STORED RECORDS »
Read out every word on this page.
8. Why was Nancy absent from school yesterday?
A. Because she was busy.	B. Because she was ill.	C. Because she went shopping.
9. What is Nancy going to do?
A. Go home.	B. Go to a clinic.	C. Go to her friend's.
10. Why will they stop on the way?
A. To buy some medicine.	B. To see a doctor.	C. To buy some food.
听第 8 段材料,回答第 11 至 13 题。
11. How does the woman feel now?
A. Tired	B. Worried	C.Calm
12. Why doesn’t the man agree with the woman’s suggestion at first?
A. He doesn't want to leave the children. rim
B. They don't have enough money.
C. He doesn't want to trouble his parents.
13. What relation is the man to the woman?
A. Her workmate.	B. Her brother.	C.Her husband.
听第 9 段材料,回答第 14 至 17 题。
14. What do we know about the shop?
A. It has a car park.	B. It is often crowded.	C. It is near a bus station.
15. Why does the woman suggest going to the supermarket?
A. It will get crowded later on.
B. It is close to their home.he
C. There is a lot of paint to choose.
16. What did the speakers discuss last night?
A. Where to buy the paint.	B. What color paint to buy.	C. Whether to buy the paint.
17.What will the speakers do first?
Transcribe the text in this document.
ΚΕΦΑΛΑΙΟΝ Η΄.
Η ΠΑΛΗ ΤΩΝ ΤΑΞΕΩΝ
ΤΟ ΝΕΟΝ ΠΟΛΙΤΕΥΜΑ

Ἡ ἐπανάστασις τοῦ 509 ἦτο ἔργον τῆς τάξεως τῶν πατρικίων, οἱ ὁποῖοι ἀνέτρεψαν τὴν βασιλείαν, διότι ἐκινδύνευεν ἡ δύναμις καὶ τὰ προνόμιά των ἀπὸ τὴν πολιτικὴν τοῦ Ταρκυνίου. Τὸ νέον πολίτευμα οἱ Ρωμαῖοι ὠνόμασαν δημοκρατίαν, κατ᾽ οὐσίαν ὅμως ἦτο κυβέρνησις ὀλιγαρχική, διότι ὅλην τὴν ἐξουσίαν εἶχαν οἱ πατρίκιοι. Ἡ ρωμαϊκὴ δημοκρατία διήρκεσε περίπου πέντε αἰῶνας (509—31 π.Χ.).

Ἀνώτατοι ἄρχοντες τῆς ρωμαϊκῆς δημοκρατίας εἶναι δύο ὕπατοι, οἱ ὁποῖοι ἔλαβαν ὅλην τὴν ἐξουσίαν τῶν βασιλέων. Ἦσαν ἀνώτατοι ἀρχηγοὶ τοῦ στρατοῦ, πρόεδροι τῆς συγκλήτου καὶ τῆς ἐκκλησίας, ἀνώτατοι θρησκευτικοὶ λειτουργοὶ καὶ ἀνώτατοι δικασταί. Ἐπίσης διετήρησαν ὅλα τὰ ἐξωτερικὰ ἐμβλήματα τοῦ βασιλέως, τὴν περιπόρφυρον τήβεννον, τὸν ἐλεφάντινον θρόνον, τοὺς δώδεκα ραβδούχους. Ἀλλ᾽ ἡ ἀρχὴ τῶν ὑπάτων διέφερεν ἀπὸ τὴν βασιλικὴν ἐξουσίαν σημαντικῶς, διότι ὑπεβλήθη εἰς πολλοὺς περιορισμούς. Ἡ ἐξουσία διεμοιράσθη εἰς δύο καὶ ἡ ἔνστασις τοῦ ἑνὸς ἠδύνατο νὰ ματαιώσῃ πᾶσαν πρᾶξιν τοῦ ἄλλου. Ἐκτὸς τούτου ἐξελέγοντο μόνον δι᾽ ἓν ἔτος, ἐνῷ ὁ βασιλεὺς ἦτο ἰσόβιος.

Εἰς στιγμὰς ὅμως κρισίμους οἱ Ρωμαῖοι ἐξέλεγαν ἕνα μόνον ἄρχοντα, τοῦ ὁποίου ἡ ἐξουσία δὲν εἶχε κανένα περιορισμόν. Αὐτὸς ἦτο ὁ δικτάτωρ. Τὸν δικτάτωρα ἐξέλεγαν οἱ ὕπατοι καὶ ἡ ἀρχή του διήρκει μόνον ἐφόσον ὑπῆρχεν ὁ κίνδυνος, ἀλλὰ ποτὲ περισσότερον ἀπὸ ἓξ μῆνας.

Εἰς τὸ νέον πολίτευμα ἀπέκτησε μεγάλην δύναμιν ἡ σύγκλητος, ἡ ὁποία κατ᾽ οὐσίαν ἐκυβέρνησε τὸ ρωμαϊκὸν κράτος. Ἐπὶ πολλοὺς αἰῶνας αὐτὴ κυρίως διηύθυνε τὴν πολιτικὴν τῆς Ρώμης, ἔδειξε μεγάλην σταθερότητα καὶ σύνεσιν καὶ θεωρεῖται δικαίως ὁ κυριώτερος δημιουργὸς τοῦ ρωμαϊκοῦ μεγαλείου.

TASK GOAL » Repeat the material in full, exactly as it stands.

EXPECTED OUTPUT »
Read out every word on this page.
8. Why was Nancy absent from school yesterday?
A. Because she was busy.	B. Because she was ill.	C. Because she went shopping.
9. What is Nancy going to do?
A. Go home.	B. Go to a clinic.	C. Go to her friend's.
10. Why will they stop on the way?
A. To buy some medicine.	B. To see a doctor.	C. To buy some food.
听第 8 段材料,回答第 11 至 13 题。
11. How does the woman feel now?
A. Tired	B. Worried	C.Calm
12. Why doesn’t the man agree with the woman’s suggestion at first?
A. He doesn't want to leave the children. rim
B. They don't have enough money.
C. He doesn't want to trouble his parents.
13. What relation is the man to the woman?
A. Her workmate.	B. Her brother.	C.Her husband.
听第 9 段材料,回答第 14 至 17 题。
14. What do we know about the shop?
A. It has a car park.	B. It is often crowded.	C. It is near a bus station.
15. Why does the woman suggest going to the supermarket?
A. It will get crowded later on.
B. It is close to their home.he
C. There is a lot of paint to choose.
16. What did the speakers discuss last night?
A. Where to buy the paint.	B. What color paint to buy.	C. Whether to buy the paint.
17.What will the speakers do first?
Transcribe the text in this document.
ΚΕΦΑΛΑΙΟΝ Η΄.
Η ΠΑΛΗ ΤΩΝ ΤΑΞΕΩΝ
ΤΟ ΝΕΟΝ ΠΟΛΙΤΕΥΜΑ

Ἡ ἐπανάστασις τοῦ 509 ἦτο ἔργον τῆς τάξεως τῶν πατρικίων, οἱ ὁποῖοι ἀνέτρεψαν τὴν βασιλείαν, διότι ἐκινδύνευεν ἡ δύναμις καὶ τὰ προνόμιά των ἀπὸ τὴν πολιτικὴν τοῦ Ταρκυνίου. Τὸ νέον πολίτευμα οἱ Ρωμαῖοι ὠνόμασαν δημοκρατίαν, κατ᾽ οὐσίαν ὅμως ἦτο κυβέρνησις ὀλιγαρχική, διότι ὅλην τὴν ἐξουσίαν εἶχαν οἱ πατρίκιοι. Ἡ ρωμαϊκὴ δημοκρατία διήρκεσε περίπου πέντε αἰῶνας (509—31 π.Χ.).

Ἀνώτατοι ἄρχοντες τῆς ρωμαϊκῆς δημοκρατίας εἶναι δύο ὕπατοι, οἱ ὁποῖοι ἔλαβαν ὅλην τὴν ἐξουσίαν τῶν βασιλέων. Ἦσαν ἀνώτατοι ἀρχηγοὶ τοῦ στρατοῦ, πρόεδροι τῆς συγκλήτου καὶ τῆς ἐκκλησίας, ἀνώτατοι θρησκευτικοὶ λειτουργοὶ καὶ ἀνώτατοι δικασταί. Ἐπίσης διετήρησαν ὅλα τὰ ἐξωτερικὰ ἐμβλήματα τοῦ βασιλέως, τὴν περιπόρφυρον τήβεννον, τὸν ἐλεφάντινον θρόνον, τοὺς δώδεκα ραβδούχους. Ἀλλ᾽ ἡ ἀρχὴ τῶν ὑπάτων διέφερεν ἀπὸ τὴν βασιλικὴν ἐξουσίαν σημαντικῶς, διότι ὑπεβλήθη εἰς πολλοὺς περιορισμούς. Ἡ ἐξουσία διεμοιράσθη εἰς δύο καὶ ἡ ἔνστασις τοῦ ἑνὸς ἠδύνατο νὰ ματαιώσῃ πᾶσαν πρᾶξιν τοῦ ἄλλου. Ἐκτὸς τούτου ἐξελέγοντο μόνον δι᾽ ἓν ἔτος, ἐνῷ ὁ βασιλεὺς ἦτο ἰσόβιος.

Εἰς στιγμὰς ὅμως κρισίμους οἱ Ρωμαῖοι ἐξέλεγαν ἕνα μόνον ἄρχοντα, τοῦ ὁποίου ἡ ἐξουσία δὲν εἶχε κανένα περιορισμόν. Αὐτὸς ἦτο ὁ δικτάτωρ. Τὸν δικτάτωρα ἐξέλεγαν οἱ ὕπατοι καὶ ἡ ἀρχή του διήρκει μόνον ἐφόσον ὑπῆρχεν ὁ κίνδυνος, ἀλλὰ ποτὲ περισσότερον ἀπὸ ἓξ μῆνας.

Εἰς τὸ νέον πολίτευμα ἀπέκτησε μεγάλην δύναμιν ἡ σύγκλητος, ἡ ὁποία κατ᾽ οὐσίαν ἐκυβέρνησε τὸ ρωμαϊκὸν κράτος. Ἐπὶ πολλοὺς αἰῶνας αὐτὴ κυρίως διηύθυνε τὴν πολιτικὴν τῆς Ρώμης, ἔδειξε μεγάλην σταθερότητα καὶ σύνεσιν καὶ θεωρεῖται δικαίως ὁ κυριώτερος δημιουργὸς τοῦ ρωμαϊκοῦ μεγαλείου.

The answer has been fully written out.